### Supplied data
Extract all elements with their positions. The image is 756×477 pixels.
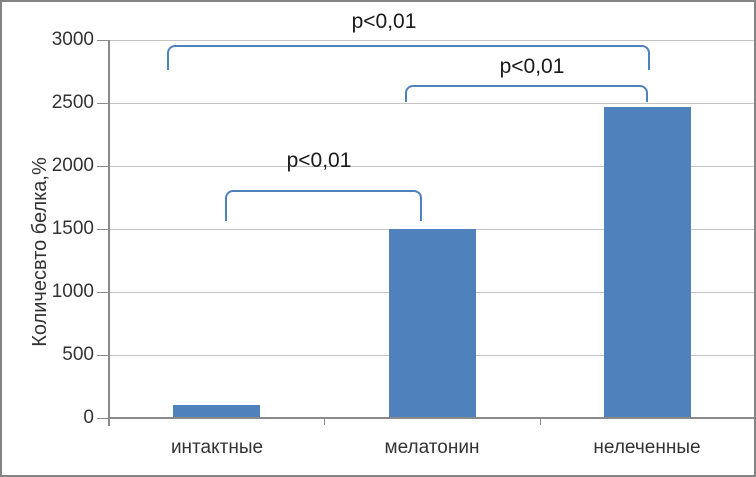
gridline (109, 103, 754, 104)
category-label: интактные (170, 437, 264, 458)
bar-интактные (173, 405, 260, 417)
y-tick-label: 500 (62, 344, 94, 365)
gridline (109, 166, 754, 167)
significance-bracket (225, 190, 422, 221)
y-tick-mark (97, 166, 109, 167)
y-tick-mark (97, 292, 109, 293)
y-axis-line (108, 40, 110, 426)
y-tick-mark (97, 418, 109, 419)
p-value-label: p<0,01 (499, 55, 565, 78)
y-tick-label: 2500 (51, 92, 94, 113)
y-tick-mark (97, 103, 109, 104)
y-tick-label: 1000 (51, 281, 94, 302)
y-tick-label: 1500 (51, 218, 94, 239)
y-tick-label: 0 (83, 407, 94, 428)
p-value-label: p<0,01 (351, 10, 417, 33)
bar-нелеченные (604, 107, 691, 417)
bar-мелатонин (389, 229, 476, 417)
y-tick-label: 2000 (51, 155, 94, 176)
p-value-label: p<0,01 (286, 149, 352, 172)
gridline (109, 40, 754, 41)
y-tick-mark (97, 229, 109, 230)
x-axis-line (108, 417, 754, 419)
y-tick-mark (97, 40, 109, 41)
category-label: мелатонин (384, 437, 480, 458)
category-label: нелеченные (593, 437, 701, 458)
significance-bracket (405, 85, 648, 102)
y-tick-mark (97, 355, 109, 356)
x-tick-mark (324, 419, 325, 425)
x-tick-mark (540, 419, 541, 425)
y-tick-label: 3000 (51, 29, 94, 50)
significance-bracket (167, 45, 650, 70)
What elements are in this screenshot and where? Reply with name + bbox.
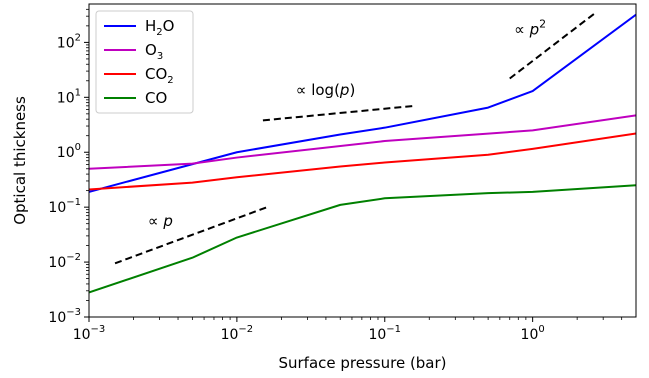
x-tick-label: 10−3 [73, 324, 106, 343]
annotation-2: ∝ log(p) [296, 81, 356, 99]
legend: H2O O3 CO2 CO [95, 10, 194, 114]
annotation-3: ∝ p2 [514, 17, 546, 38]
legend-label: CO [145, 89, 167, 107]
reference-line-2 [262, 104, 416, 122]
x-tick-label: 10−1 [368, 324, 401, 343]
legend-label: CO2 [145, 65, 174, 86]
series-line-h2o [89, 13, 636, 193]
series-line-co2 [89, 132, 636, 191]
annotation-1: ∝ p [148, 212, 173, 230]
y-tick-label: 10−3 [48, 307, 81, 326]
annotations: ∝ p ∝ log(p) ∝ p2 [148, 17, 546, 230]
y-axis-label: Optical thickness [11, 96, 29, 225]
legend-box [95, 10, 194, 114]
reference-line-1 [114, 206, 268, 265]
y-tick-label: 101 [57, 87, 81, 106]
plot-content [89, 13, 636, 294]
legend-label: O3 [145, 41, 163, 62]
series-line-co [89, 184, 636, 294]
axes: 10−3 10−2 10−1 100 10−3 10−2 10−1 100 101 102 [48, 8, 623, 343]
y-tick-label: 10−1 [48, 197, 81, 216]
x-tick-label: 100 [521, 324, 545, 343]
x-axis-label: Surface pressure (bar) [278, 354, 446, 372]
x-tick-label: 10−2 [221, 324, 254, 343]
y-tick-label: 102 [57, 32, 81, 51]
series-line-o3 [89, 114, 636, 170]
legend-label: H2O [145, 17, 174, 38]
y-tick-label: 100 [57, 142, 81, 161]
y-tick-label: 10−2 [48, 252, 81, 271]
reference-line-3 [509, 13, 595, 80]
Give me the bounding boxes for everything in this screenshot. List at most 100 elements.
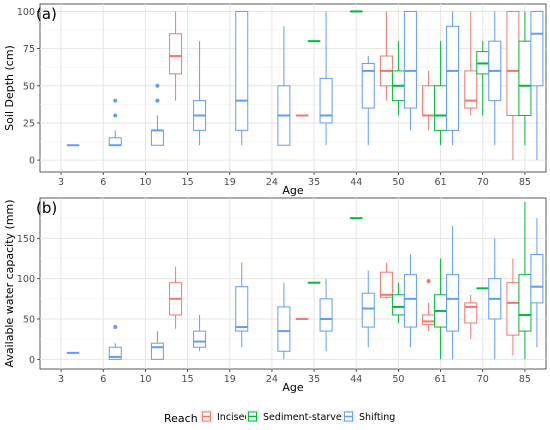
x-tick-label: 19 [224,374,236,385]
box-shifting-10 [150,331,164,360]
legend-label: Sediment-starved [263,412,348,423]
box-body [506,10,520,117]
box-body [319,77,333,124]
x-tick-label: 19 [224,177,236,188]
outlier-point [426,279,431,284]
box-shifting-85 [530,10,544,161]
outlier-point [155,98,160,103]
box-body [235,10,249,131]
box-body [403,274,417,328]
legend: Reach Incised Sediment-starved Shifting [164,410,395,425]
y-tick-label: 0 [29,156,35,167]
box-body [464,70,478,109]
outlier-point [113,98,118,103]
outlier-point [113,113,118,118]
box-body [464,302,478,324]
legend-title: Reach [164,412,198,425]
box-shifting-6 [108,98,122,147]
box-shifting-15 [193,314,207,352]
box-body [518,40,532,117]
box-shifting-85 [530,218,544,348]
box-incised-50 [379,262,393,299]
box-body [422,85,436,117]
box-shifting-50 [403,254,417,348]
x-tick-label: 85 [519,374,531,385]
box-body [193,330,207,348]
box-body [530,10,544,87]
x-tick-label: 50 [392,177,404,188]
x-tick-label: 15 [182,374,194,385]
box-shifting-15 [193,41,207,146]
y-tick-label: 75 [23,44,35,55]
y-tick-label: 150 [17,234,35,245]
box-incised-70 [464,294,478,340]
box-shifting-70 [488,11,502,146]
x-tick-label: 10 [139,374,151,385]
x-tick-label: 61 [435,177,447,188]
panel-label: (b) [36,199,57,217]
box-body [446,274,460,332]
panel-1: 0 50 100 150 3 6 10 15 19 24 35 44 50 61 70 85 (b) Age Ava… [3,197,547,394]
box-body [518,274,532,332]
x-tick-label: 85 [519,177,531,188]
legend-item-incised: Incised [200,410,251,423]
box-body [403,10,417,109]
y-tick-label: 50 [23,314,35,325]
y-tick-label: 25 [23,118,35,129]
box-body [506,282,520,336]
box-body [277,306,291,352]
x-tick-label: 70 [477,374,489,385]
box-shifting-24 [277,282,291,360]
y-tick-label: 50 [23,81,35,92]
x-tick-label: 10 [139,177,151,188]
box-body [361,62,375,109]
box-body [235,286,249,332]
x-tick-label: 44 [350,177,362,188]
legend-label: Shifting [359,412,395,423]
x-tick-label: 3 [58,374,64,385]
legend-item-shifting: Shifting [342,410,395,423]
box-body [422,314,436,326]
legend-label: Incised [217,412,251,423]
box-shifting-70 [488,238,502,360]
box-incised-61 [422,279,436,332]
y-axis-title: Soil Depth (cm) [3,45,16,131]
box-shifting-50 [403,10,417,131]
box-shifting-19 [235,10,249,146]
box-body [446,25,460,131]
box-body [361,292,375,328]
x-tick-label: 50 [392,374,404,385]
x-tick-label: 35 [308,177,320,188]
y-axis-title: Available water capacity (mm) [3,199,16,367]
box-shifting-61 [446,226,460,360]
box-body [391,294,405,316]
box-body [108,137,122,146]
box-body [530,253,544,304]
y-tick-label: 0 [29,355,35,366]
box-sediment-starved-61 [434,41,448,146]
box-incised-15 [169,266,183,329]
y-tick-label: 100 [17,7,35,18]
box-shifting-6 [108,325,122,360]
box-body [150,129,164,146]
outlier-point [155,83,160,88]
x-tick-label: 6 [100,177,106,188]
box-incised-15 [169,11,183,101]
x-tick-label: 24 [266,177,278,188]
panel-background [39,197,547,370]
box-body [169,33,183,75]
box-shifting-35 [319,11,333,146]
panel-0: 0 25 50 75 100 3 6 10 15 19 24 35 44 50 61 70 85 (a) Age So… [3,3,547,197]
box-incised-50 [379,11,393,101]
x-axis-title: Age [282,381,304,394]
x-tick-label: 3 [58,177,64,188]
box-shifting-61 [446,11,460,146]
box-shifting-10 [150,83,164,146]
box-shifting-44 [361,56,375,146]
y-tick-label: 100 [17,274,35,285]
box-incised-70 [464,11,478,116]
x-axis-title: Age [282,184,304,197]
box-sediment-starved-85 [518,202,532,360]
x-tick-label: 35 [308,374,320,385]
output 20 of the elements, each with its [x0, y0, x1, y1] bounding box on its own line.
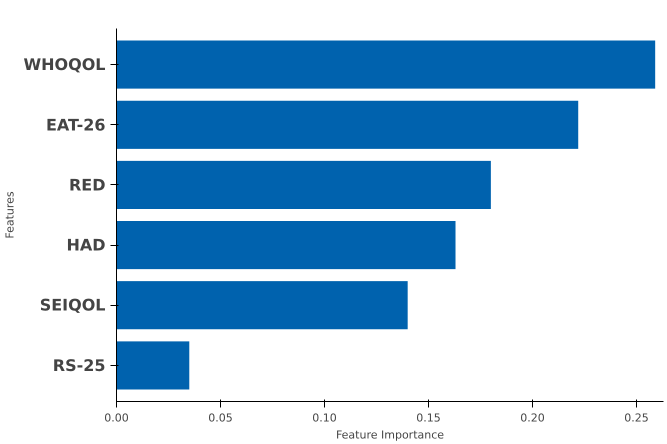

### Directions
Pull out each line of the entries that contains the string "bounding".

### The answer
Give me the bounding boxes for everything in this screenshot. List at most 100 elements.
output 20 of the elements, each with its [x0, y0, x1, y1] bounding box on its own line.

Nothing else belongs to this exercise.